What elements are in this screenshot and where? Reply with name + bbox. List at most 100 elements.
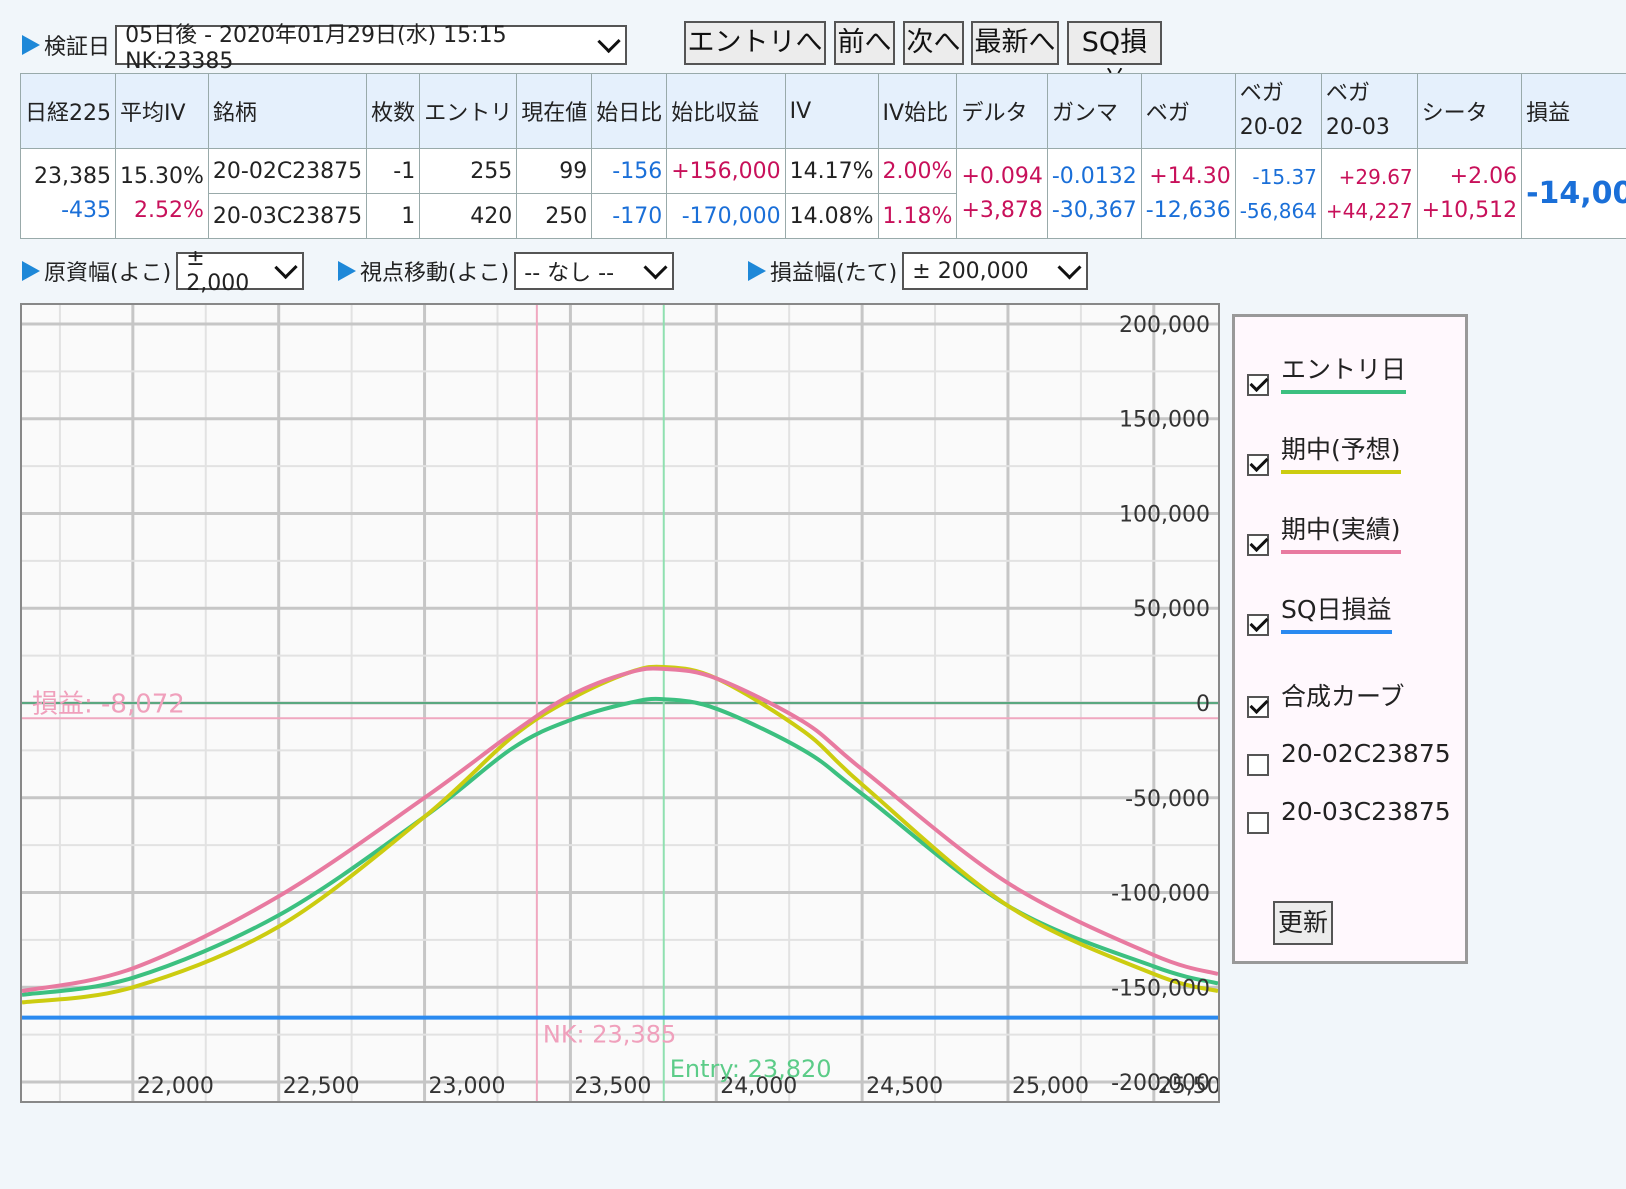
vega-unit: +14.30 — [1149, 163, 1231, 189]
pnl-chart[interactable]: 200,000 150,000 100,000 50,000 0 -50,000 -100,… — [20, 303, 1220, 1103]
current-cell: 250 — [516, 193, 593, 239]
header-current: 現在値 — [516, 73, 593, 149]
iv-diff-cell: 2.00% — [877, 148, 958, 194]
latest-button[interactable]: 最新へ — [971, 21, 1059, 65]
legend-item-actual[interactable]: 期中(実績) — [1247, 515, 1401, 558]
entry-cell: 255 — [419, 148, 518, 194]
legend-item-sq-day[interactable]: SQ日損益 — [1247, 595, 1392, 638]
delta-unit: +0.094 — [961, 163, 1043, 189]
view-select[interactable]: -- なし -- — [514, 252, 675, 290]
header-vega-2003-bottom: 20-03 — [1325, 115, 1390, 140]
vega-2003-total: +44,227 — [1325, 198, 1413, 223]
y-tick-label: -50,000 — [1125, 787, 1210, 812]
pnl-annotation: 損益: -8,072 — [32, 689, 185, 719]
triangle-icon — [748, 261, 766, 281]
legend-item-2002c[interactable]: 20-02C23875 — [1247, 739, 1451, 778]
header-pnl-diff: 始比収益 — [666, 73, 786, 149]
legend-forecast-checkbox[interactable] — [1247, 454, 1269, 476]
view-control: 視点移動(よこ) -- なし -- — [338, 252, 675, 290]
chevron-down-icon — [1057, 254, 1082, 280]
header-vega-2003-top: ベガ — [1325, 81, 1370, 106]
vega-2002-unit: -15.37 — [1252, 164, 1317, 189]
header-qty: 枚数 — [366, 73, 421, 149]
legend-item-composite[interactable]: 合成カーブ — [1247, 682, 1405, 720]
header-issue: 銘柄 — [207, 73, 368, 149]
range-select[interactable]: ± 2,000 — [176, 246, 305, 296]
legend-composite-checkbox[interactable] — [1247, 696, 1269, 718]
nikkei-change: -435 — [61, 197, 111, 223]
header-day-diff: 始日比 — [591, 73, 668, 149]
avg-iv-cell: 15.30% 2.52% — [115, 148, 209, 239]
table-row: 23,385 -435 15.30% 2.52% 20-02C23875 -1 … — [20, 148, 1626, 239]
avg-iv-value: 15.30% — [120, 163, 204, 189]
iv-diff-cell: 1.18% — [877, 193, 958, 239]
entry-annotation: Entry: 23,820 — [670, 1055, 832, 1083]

+ + + + + + +

**What to produce**
Transcribe every line above character for character, omitting the picture.

**Task answer**
What elements are in this screenshot and where? Reply with name + bbox. List at most 100 elements.
vega-unit: +14.30 — [1149, 163, 1231, 189]
pnl-chart[interactable]: 200,000 150,000 100,000 50,000 0 -50,000 -100,… — [20, 303, 1220, 1103]
current-cell: 250 — [516, 193, 593, 239]
header-current: 現在値 — [516, 73, 593, 149]
iv-diff-cell: 2.00% — [877, 148, 958, 194]
latest-button[interactable]: 最新へ — [971, 21, 1059, 65]
legend-item-actual[interactable]: 期中(実績) — [1247, 515, 1401, 558]
entry-cell: 255 — [419, 148, 518, 194]
legend-item-sq-day[interactable]: SQ日損益 — [1247, 595, 1392, 638]
delta-unit: +0.094 — [961, 163, 1043, 189]
view-select[interactable]: -- なし -- — [514, 252, 675, 290]
header-vega-2003-bottom: 20-03 — [1325, 115, 1390, 140]
vega-2003-total: +44,227 — [1325, 198, 1413, 223]
y-tick-label: -50,000 — [1125, 787, 1210, 812]
pnl-annotation: 損益: -8,072 — [32, 689, 185, 719]
triangle-icon — [748, 261, 766, 281]
legend-item-2002c[interactable]: 20-02C23875 — [1247, 739, 1451, 778]
header-pnl-diff: 始比収益 — [666, 73, 786, 149]
legend-forecast-checkbox[interactable] — [1247, 454, 1269, 476]
view-control: 視点移動(よこ) -- なし -- — [338, 252, 675, 290]
chevron-down-icon — [1057, 254, 1082, 280]
header-vega-2003-top: ベガ — [1325, 81, 1370, 106]
vega-2002-unit: -15.37 — [1252, 164, 1317, 189]
header-qty: 枚数 — [366, 73, 421, 149]
legend-item-composite[interactable]: 合成カーブ — [1247, 682, 1405, 720]
header-issue: 銘柄 — [207, 73, 368, 149]
range-select[interactable]: ± 2,000 — [176, 246, 305, 296]
legend-composite-checkbox[interactable] — [1247, 696, 1269, 718]
nikkei-change: -435 — [61, 197, 111, 223]
header-day-diff: 始日比 — [591, 73, 668, 149]
avg-iv-cell: 15.30% 2.52% — [115, 148, 209, 239]
table-row: 23,385 -435 15.30% 2.52% 20-02C23875 -1 … — [20, 148, 1626, 239]
avg-iv-value: 15.30% — [120, 163, 204, 189]
iv-diff-cell: 1.18% — [877, 193, 958, 239]
entry-annotation: Entry: 23,820 — [670, 1055, 832, 1083]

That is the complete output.